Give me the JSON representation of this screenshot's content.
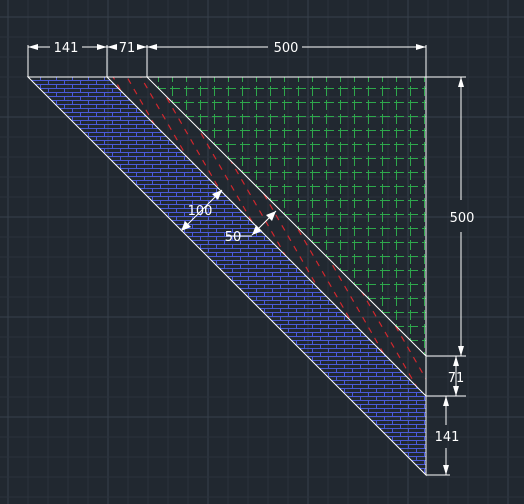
{
  "drawing": {
    "colors": {
      "background": "#212830",
      "grid_minor": "#2b323c",
      "grid_major": "#36404b",
      "outline": "#ffffff",
      "hatch_blue": "#4a5ad8",
      "hatch_red": "#e0262c",
      "hatch_green": "#2ea84c",
      "dimension": "#ffffff"
    },
    "dimensions": {
      "top_left": "141",
      "top_middle": "71",
      "top_right": "500",
      "right_top": "500",
      "right_middle": "71",
      "right_bottom": "141",
      "diag_outer": "100",
      "diag_inner": "50"
    }
  }
}
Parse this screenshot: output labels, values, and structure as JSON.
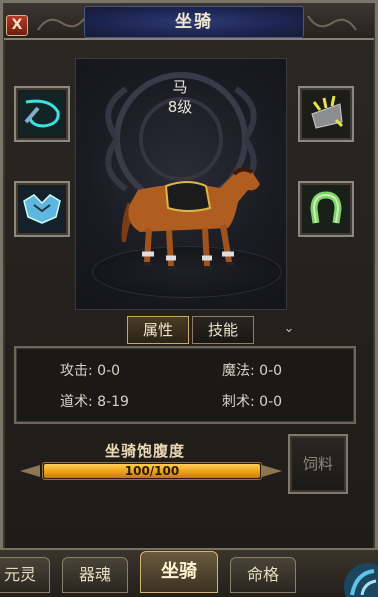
{
  "window": {
    "title": "坐骑",
    "close_label": "X"
  },
  "mount": {
    "name": "马",
    "level": "8级"
  },
  "equipment_slots": [
    {
      "name": "whip",
      "icon": "whip-icon"
    },
    {
      "name": "armor",
      "icon": "horse-armor-icon"
    },
    {
      "name": "bridle",
      "icon": "spiked-bridle-icon"
    },
    {
      "name": "horseshoe",
      "icon": "horseshoe-icon"
    }
  ],
  "tabs": [
    {
      "label": "属性",
      "active": true
    },
    {
      "label": "技能",
      "active": false
    }
  ],
  "attributes": {
    "attack": "攻击: 0-0",
    "magic": "魔法: 0-0",
    "taoism": "道术: 8-19",
    "assassination": "刺术: 0-0"
  },
  "satiety": {
    "label": "坐骑饱腹度",
    "current": 100,
    "max": 100,
    "text": "100/100"
  },
  "feed_button": {
    "label": "饲料"
  },
  "bottom_tabs": [
    {
      "label": "元灵",
      "active": false
    },
    {
      "label": "器魂",
      "active": false
    },
    {
      "label": "坐骑",
      "active": true
    },
    {
      "label": "命格",
      "active": false
    }
  ],
  "colors": {
    "title_bg": "#1c2450",
    "bar_fill": "#f0a519",
    "frame": "#8e877b"
  }
}
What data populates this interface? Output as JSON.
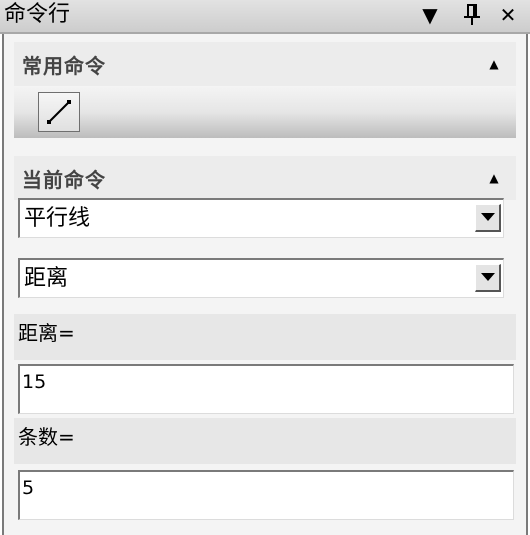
{
  "window": {
    "title": "命令行",
    "dropdown_glyph": "▼",
    "pin_glyph": "ᵜ",
    "close_glyph": "✕"
  },
  "common_commands": {
    "title": "常用命令",
    "collapse_glyph": "▲",
    "tools": [
      {
        "icon": "line-tool-icon"
      }
    ]
  },
  "current_command": {
    "title": "当前命令",
    "collapse_glyph": "▲",
    "command_select": {
      "value": "平行线"
    },
    "mode_select": {
      "value": "距离"
    },
    "params": [
      {
        "label": "距离=",
        "value": "15"
      },
      {
        "label": "条数=",
        "value": "5"
      }
    ]
  },
  "colors": {
    "titlebar": "#d4d4d4",
    "panel": "#f4f4f4",
    "section_header": "#ececec",
    "label_band": "#e7e7e7"
  }
}
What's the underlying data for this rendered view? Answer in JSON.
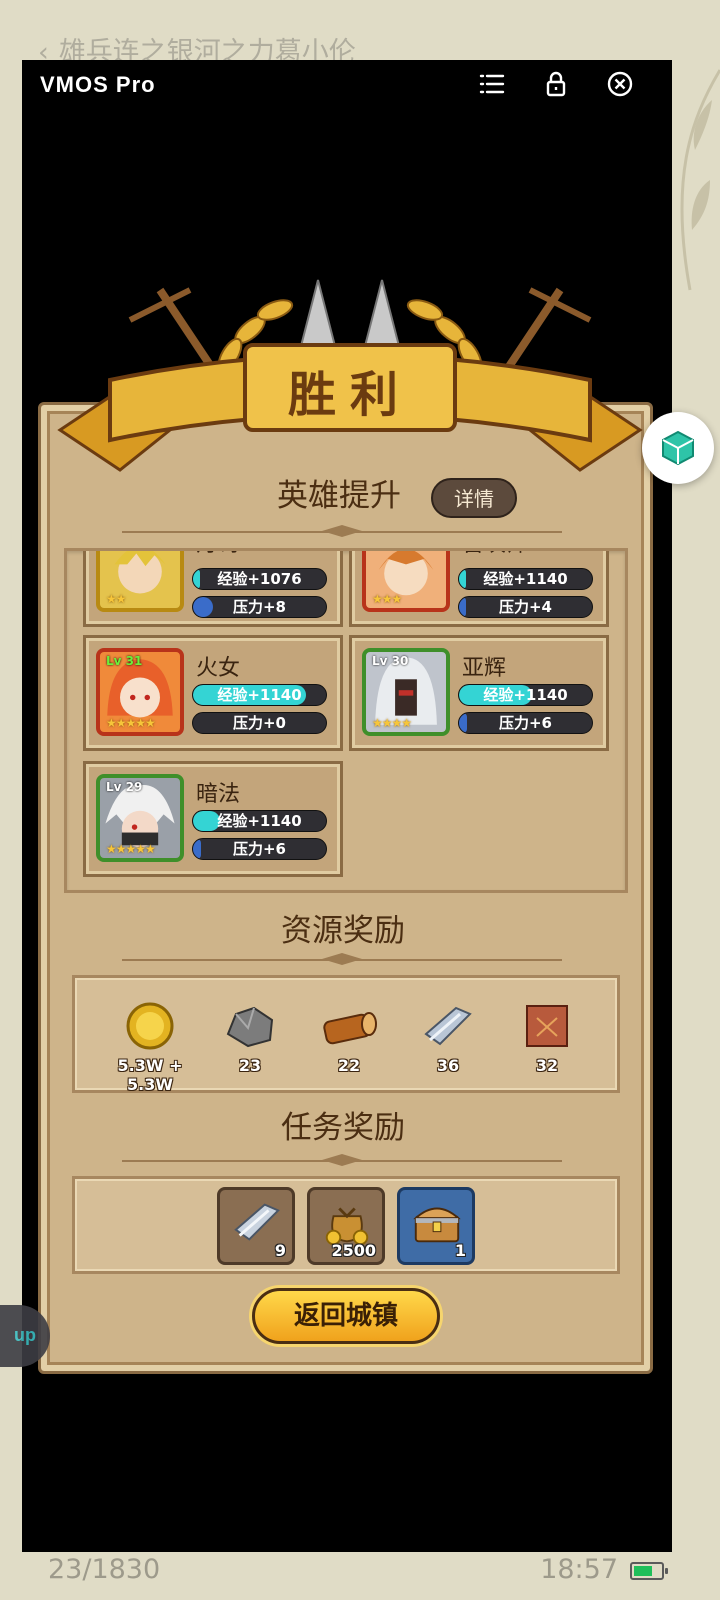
{
  "host": {
    "header_title": "雄兵连之银河之力葛小伦",
    "page_counter": "23/1830",
    "clock": "18:57"
  },
  "vmos": {
    "title": "VMOS  Pro",
    "icons": [
      "menu-icon",
      "lock-icon",
      "close-icon"
    ]
  },
  "game": {
    "banner": "胜利",
    "hero_section": {
      "title": "英雄提升",
      "details_label": "详情",
      "heroes": [
        {
          "name": "灯笥",
          "level": "",
          "exp": "经验+1076",
          "pressure": "压力+8",
          "exp_fill": 0.05,
          "pressure_fill": 0.15,
          "stars": "★★",
          "frame": "gold"
        },
        {
          "name": "召唤师",
          "level": "",
          "exp": "经验+1140",
          "pressure": "压力+4",
          "exp_fill": 0.05,
          "pressure_fill": 0.05,
          "stars": "★★★",
          "frame": "red"
        },
        {
          "name": "火女",
          "level": "Lv 31",
          "exp": "经验+1140",
          "pressure": "压力+0",
          "exp_fill": 0.85,
          "pressure_fill": 0.0,
          "stars": "★★★★★",
          "frame": "red"
        },
        {
          "name": "亚辉",
          "level": "Lv 30",
          "exp": "经验+1140",
          "pressure": "压力+6",
          "exp_fill": 0.55,
          "pressure_fill": 0.06,
          "stars": "★★★★",
          "frame": "green"
        },
        {
          "name": "暗法",
          "level": "Lv 29",
          "exp": "经验+1140",
          "pressure": "压力+6",
          "exp_fill": 0.2,
          "pressure_fill": 0.06,
          "stars": "★★★★★",
          "frame": "green"
        }
      ]
    },
    "resource_section": {
      "title": "资源奖励",
      "items": [
        {
          "icon": "gold-coin-icon",
          "amount": "5.3W + 5.3W"
        },
        {
          "icon": "ore-icon",
          "amount": "23"
        },
        {
          "icon": "wood-log-icon",
          "amount": "22"
        },
        {
          "icon": "steel-bar-icon",
          "amount": "36"
        },
        {
          "icon": "leather-icon",
          "amount": "32"
        }
      ]
    },
    "task_section": {
      "title": "任务奖励",
      "items": [
        {
          "icon": "steel-bar-icon",
          "count": "9"
        },
        {
          "icon": "money-bag-icon",
          "count": "2500"
        },
        {
          "icon": "treasure-chest-icon",
          "count": "1"
        }
      ]
    },
    "return_label": "返回城镇"
  },
  "colors": {
    "exp_fill": "#34d4d4",
    "pressure_fill": "#3a6cc9",
    "panel": "#ceb48a",
    "banner_gold": "#e7b53a"
  }
}
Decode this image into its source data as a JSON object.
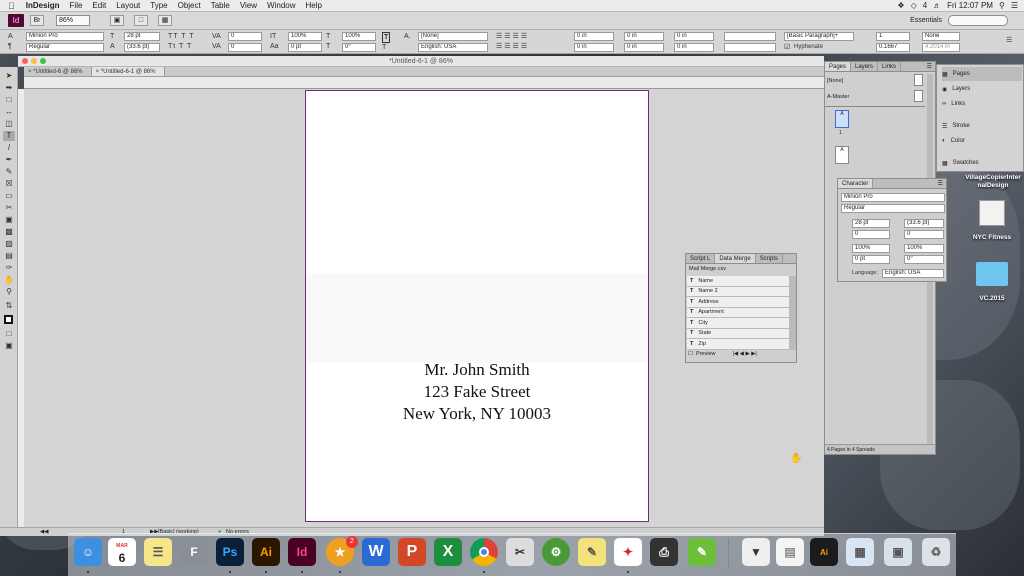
{
  "menubar": {
    "apple": "",
    "app_name": "InDesign",
    "items": [
      "File",
      "Edit",
      "Layout",
      "Type",
      "Object",
      "Table",
      "View",
      "Window",
      "Help"
    ],
    "clock": "Fri 12:07 PM",
    "battery": "4"
  },
  "appbar": {
    "logo": "Id",
    "zoom": "86%",
    "workspace": "Essentials",
    "search_placeholder": ""
  },
  "control": {
    "font_family": "Minion Pro",
    "font_style": "Regular",
    "font_size": "28 pt",
    "leading": "(33.6 pt)",
    "kerning": "0",
    "tracking": "0",
    "vscale": "100%",
    "hscale": "100%",
    "baseline": "0 pt",
    "skew": "0°",
    "char_style": "[None]",
    "language": "English: USA",
    "indent_left": "0 in",
    "indent_first": "0 in",
    "indent_right": "0 in",
    "indent_last": "0 in",
    "space_before": "0 in",
    "space_after": "0 in",
    "para_style": "[Basic Paragraph]+",
    "hyphenate": "Hyphenate",
    "columns": "1",
    "gutter": "0.1667",
    "col_extra": "None",
    "col_val": "4.2014 in"
  },
  "document": {
    "window_title": "*Untitled-6-1 @ 86%",
    "tabs": [
      "*Untitled-6 @ 86%",
      "*Untitled-6-1 @ 86%"
    ],
    "address_lines": [
      "Mr. John Smith",
      "123 Fake Street",
      "New York, NY 10003"
    ]
  },
  "status": {
    "page": "1",
    "style": "[Basic] (working)",
    "errors": "No errors"
  },
  "pages_panel": {
    "tabs": [
      "Pages",
      "Layers",
      "Links"
    ],
    "none_label": "[None]",
    "master_label": "A-Master",
    "page_letter": "A",
    "page_number": "1",
    "footer": "4 Pages in 4 Spreads"
  },
  "side_dock": {
    "items": [
      "Pages",
      "Layers",
      "Links",
      "Stroke",
      "Color",
      "Swatches"
    ]
  },
  "character_panel": {
    "title": "Character",
    "font": "Minion Pro",
    "style": "Regular",
    "size": "28 pt",
    "leading": "(33.6 pt)",
    "kerning": "0",
    "tracking": "0",
    "vscale": "100%",
    "hscale": "100%",
    "baseline": "0 pt",
    "skew": "0°",
    "language_label": "Language:",
    "language": "English: USA"
  },
  "data_merge": {
    "tabs": [
      "Script L",
      "Data Merge",
      "Scripts"
    ],
    "source": "Mail Merge.csv",
    "fields": [
      "Name",
      "Name 2",
      "Address",
      "Apartment",
      "City",
      "State",
      "Zip"
    ],
    "preview_label": "Preview"
  },
  "desktop_icons": [
    {
      "label": "VillageCopierInternalDesign"
    },
    {
      "label": "NYC Fitness"
    },
    {
      "label": "VC.2015"
    }
  ],
  "dock": {
    "calendar_month": "MAR",
    "calendar_day": "6",
    "badge": "2",
    "apps": [
      "Finder",
      "Calendar",
      "Notes",
      "FontBook",
      "Ps",
      "Ai",
      "Id",
      "Rocket",
      "W",
      "P",
      "X",
      "Chrome",
      "Preview",
      "Xcode",
      "Stickies",
      "Acrobat",
      "Printer",
      "Evernote"
    ]
  }
}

——————

**WRITTEN TASK**. Check the data for the word "screenshot" and pull out the lines that have it.

**FINISHED ANSWER**.
Give me the JSON representation of this screenshot's content.
Parse this screenshot: output labels, values, and structure as JSON.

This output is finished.